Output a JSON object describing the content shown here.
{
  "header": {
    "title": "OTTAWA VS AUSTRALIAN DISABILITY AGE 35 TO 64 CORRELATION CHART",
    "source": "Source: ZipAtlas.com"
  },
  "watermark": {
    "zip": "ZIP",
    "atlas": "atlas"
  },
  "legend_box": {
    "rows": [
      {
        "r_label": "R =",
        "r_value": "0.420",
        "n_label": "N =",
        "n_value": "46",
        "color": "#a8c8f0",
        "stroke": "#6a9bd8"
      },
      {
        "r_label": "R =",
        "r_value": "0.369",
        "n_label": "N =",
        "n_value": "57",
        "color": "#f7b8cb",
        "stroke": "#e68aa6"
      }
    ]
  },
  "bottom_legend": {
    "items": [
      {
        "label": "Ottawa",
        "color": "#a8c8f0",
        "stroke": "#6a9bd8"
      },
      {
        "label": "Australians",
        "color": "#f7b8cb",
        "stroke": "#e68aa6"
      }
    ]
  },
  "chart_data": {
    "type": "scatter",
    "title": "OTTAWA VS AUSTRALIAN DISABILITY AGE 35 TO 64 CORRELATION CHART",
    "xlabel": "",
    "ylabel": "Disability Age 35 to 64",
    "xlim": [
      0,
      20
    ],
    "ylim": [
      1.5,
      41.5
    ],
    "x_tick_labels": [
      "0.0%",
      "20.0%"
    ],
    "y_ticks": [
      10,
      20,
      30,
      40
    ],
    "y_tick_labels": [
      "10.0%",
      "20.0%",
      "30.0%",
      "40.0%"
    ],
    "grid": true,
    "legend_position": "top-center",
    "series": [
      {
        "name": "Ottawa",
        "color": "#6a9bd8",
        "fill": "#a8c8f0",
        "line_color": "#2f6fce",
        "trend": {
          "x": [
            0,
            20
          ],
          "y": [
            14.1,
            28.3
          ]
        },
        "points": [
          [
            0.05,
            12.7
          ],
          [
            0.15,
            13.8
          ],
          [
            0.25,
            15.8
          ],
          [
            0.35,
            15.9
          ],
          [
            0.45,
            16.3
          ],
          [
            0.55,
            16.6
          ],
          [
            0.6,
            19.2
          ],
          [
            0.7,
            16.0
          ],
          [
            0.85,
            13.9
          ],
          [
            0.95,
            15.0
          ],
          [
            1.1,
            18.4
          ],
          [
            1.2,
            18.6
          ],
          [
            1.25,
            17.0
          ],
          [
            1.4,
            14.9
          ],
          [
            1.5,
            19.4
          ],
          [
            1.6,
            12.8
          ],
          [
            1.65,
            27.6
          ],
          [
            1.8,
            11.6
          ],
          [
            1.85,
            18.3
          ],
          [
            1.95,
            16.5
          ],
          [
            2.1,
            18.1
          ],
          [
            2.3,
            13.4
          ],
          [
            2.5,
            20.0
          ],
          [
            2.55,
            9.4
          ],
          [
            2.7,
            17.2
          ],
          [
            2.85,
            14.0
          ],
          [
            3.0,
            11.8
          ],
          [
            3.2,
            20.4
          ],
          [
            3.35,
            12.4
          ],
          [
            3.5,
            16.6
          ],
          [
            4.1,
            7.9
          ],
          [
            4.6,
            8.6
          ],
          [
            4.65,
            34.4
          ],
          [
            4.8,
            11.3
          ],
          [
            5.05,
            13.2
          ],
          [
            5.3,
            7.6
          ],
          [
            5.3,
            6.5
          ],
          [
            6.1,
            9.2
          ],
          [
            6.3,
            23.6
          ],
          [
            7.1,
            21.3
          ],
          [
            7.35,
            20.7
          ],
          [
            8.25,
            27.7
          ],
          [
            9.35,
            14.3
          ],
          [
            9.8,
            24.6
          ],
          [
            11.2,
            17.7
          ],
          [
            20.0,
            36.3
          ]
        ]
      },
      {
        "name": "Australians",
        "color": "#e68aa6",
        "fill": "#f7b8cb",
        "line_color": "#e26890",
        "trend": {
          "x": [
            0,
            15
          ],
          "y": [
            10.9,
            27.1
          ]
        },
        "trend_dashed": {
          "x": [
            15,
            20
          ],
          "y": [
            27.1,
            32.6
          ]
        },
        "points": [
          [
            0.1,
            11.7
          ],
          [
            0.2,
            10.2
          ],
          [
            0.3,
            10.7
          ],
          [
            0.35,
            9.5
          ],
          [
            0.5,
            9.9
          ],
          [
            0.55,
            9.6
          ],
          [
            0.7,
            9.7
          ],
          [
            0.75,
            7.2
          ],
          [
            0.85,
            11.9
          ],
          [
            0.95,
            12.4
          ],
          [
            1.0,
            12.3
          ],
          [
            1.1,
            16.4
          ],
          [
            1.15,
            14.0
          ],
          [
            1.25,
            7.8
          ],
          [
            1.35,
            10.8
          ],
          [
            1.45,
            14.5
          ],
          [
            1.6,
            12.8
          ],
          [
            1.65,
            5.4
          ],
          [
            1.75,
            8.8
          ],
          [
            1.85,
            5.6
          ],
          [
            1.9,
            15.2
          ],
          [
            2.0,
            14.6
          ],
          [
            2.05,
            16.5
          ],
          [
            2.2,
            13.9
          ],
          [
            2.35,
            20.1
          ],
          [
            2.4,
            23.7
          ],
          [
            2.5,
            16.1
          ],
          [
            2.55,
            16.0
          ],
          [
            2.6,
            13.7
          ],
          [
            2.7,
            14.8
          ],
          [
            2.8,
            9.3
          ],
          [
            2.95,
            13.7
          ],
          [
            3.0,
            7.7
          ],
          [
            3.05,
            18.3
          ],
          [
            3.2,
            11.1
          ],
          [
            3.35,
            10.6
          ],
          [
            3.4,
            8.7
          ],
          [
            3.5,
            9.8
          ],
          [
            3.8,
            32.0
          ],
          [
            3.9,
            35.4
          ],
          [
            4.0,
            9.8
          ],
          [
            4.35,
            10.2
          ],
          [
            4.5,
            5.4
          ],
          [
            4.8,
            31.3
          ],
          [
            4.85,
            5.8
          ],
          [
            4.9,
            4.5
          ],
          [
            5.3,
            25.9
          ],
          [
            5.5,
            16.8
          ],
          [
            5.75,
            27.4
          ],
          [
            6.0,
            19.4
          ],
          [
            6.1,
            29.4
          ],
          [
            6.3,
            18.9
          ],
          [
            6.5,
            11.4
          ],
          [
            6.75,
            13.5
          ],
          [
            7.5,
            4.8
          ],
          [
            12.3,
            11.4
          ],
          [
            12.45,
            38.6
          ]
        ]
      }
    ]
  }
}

.....

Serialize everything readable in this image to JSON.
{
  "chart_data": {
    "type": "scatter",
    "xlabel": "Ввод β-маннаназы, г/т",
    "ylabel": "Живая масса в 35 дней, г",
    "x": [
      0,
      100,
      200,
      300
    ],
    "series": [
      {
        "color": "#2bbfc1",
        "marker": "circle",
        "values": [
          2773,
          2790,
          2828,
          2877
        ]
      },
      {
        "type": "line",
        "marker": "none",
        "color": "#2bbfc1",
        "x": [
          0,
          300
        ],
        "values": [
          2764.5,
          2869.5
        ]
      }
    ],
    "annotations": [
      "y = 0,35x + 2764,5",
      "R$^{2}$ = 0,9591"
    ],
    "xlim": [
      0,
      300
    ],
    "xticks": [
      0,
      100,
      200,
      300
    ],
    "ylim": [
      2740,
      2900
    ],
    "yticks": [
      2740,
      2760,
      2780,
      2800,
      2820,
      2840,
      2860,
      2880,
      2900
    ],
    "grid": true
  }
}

.....

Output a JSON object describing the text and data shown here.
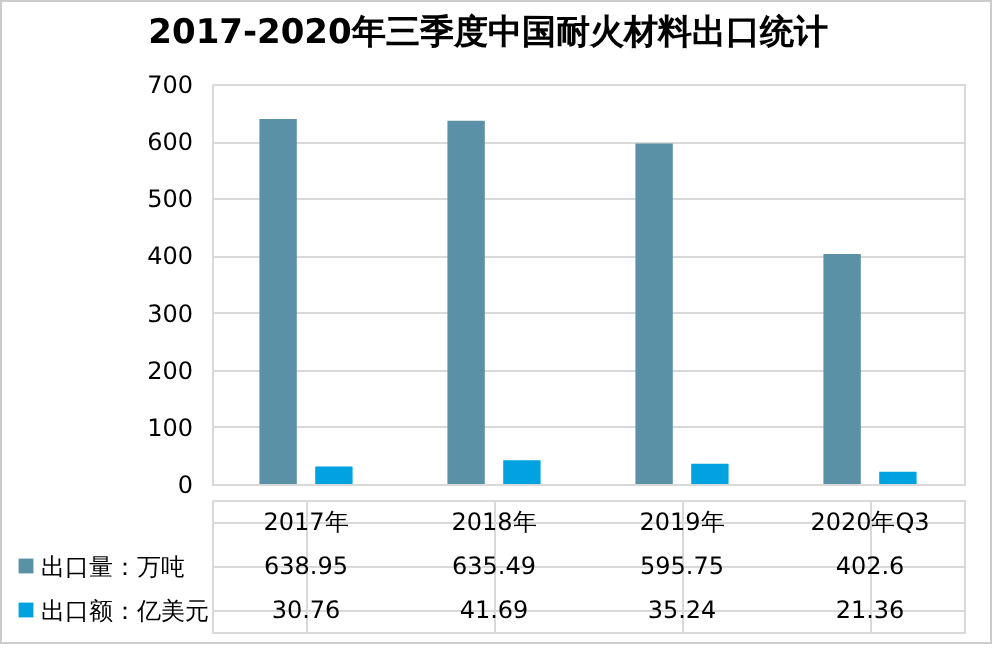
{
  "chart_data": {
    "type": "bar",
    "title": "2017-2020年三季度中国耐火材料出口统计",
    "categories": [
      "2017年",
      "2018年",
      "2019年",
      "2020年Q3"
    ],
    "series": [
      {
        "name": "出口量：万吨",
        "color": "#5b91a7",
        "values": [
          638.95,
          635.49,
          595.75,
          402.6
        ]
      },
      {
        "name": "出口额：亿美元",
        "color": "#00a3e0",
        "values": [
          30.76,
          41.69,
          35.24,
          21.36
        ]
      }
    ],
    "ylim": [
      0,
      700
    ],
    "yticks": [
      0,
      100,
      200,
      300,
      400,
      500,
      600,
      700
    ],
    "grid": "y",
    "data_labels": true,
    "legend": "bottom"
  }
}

.....

Pick each line holding the word "ylabel" out of the listing.

    "ylabel": "Disability Age 35 to 64",
    "ylabel": "Живая масса в 35 дней, г",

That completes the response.